* WHAT IS NEEDED *
Sort through the entries below and pull out lines containing the word "color".

* SOURCE DATA *
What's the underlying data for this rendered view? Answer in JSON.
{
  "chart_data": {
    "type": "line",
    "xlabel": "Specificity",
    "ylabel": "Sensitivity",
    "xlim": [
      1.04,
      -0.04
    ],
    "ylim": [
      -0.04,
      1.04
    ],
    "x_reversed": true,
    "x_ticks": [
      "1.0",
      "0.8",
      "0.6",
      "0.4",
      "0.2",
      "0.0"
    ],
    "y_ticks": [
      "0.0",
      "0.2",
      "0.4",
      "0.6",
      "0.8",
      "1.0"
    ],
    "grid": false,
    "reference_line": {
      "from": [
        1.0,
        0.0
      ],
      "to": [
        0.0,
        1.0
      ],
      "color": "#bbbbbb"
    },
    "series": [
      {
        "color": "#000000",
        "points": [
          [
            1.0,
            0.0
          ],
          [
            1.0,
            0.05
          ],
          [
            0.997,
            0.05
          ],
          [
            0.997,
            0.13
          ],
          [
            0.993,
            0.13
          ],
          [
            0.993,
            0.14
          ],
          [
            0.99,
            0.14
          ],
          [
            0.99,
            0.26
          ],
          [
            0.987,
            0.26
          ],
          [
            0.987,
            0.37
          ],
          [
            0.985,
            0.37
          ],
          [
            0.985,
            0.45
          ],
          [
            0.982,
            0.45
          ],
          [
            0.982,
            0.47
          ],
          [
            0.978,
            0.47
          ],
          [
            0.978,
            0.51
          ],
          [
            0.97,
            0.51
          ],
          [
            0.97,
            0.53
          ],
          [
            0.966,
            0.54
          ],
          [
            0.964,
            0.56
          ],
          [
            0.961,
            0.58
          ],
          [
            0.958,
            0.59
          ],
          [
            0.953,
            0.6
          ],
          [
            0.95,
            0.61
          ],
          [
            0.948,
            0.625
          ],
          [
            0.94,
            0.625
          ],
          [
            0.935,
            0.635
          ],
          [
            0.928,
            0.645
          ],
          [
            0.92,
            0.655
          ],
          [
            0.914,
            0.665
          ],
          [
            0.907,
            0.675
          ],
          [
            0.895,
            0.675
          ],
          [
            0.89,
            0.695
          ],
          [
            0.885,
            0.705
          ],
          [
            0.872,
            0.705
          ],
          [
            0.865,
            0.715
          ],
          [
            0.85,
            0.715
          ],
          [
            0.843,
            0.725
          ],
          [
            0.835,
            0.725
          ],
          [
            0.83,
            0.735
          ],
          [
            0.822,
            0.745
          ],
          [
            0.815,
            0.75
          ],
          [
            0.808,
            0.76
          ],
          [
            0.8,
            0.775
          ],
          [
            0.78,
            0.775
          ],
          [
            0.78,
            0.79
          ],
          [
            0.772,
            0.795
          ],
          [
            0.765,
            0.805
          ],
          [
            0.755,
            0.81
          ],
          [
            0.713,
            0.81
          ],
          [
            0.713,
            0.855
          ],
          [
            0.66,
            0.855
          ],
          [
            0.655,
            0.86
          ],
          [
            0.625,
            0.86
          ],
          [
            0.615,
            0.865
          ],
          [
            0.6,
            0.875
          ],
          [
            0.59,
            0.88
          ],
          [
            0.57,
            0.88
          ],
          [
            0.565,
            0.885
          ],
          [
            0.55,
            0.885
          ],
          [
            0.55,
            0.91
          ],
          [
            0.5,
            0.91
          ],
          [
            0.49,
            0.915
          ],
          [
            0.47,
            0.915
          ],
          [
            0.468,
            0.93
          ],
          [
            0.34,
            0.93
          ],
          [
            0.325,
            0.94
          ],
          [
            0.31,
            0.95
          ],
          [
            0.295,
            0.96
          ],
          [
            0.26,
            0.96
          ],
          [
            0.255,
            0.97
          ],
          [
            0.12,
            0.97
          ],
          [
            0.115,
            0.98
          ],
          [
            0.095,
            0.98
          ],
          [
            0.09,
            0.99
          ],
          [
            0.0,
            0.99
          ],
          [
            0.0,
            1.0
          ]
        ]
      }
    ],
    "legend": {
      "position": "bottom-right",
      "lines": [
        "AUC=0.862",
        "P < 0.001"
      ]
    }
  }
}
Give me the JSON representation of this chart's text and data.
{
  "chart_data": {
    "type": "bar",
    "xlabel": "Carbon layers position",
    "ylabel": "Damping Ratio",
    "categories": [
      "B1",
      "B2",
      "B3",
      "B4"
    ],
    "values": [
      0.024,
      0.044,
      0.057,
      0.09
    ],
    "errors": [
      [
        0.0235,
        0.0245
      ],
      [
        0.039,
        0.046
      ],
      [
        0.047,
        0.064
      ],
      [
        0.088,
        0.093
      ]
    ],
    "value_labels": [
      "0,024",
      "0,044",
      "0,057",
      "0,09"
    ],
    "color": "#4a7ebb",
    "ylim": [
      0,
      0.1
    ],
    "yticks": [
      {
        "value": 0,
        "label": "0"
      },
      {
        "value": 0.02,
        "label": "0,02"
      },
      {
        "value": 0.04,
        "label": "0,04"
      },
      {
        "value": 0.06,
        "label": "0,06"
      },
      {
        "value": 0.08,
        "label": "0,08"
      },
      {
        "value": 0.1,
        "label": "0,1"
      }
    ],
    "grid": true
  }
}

* FINAL RESULT *
      "color": "#bbbbbb"
        "color": "#000000",
    "color": "#4a7ebb",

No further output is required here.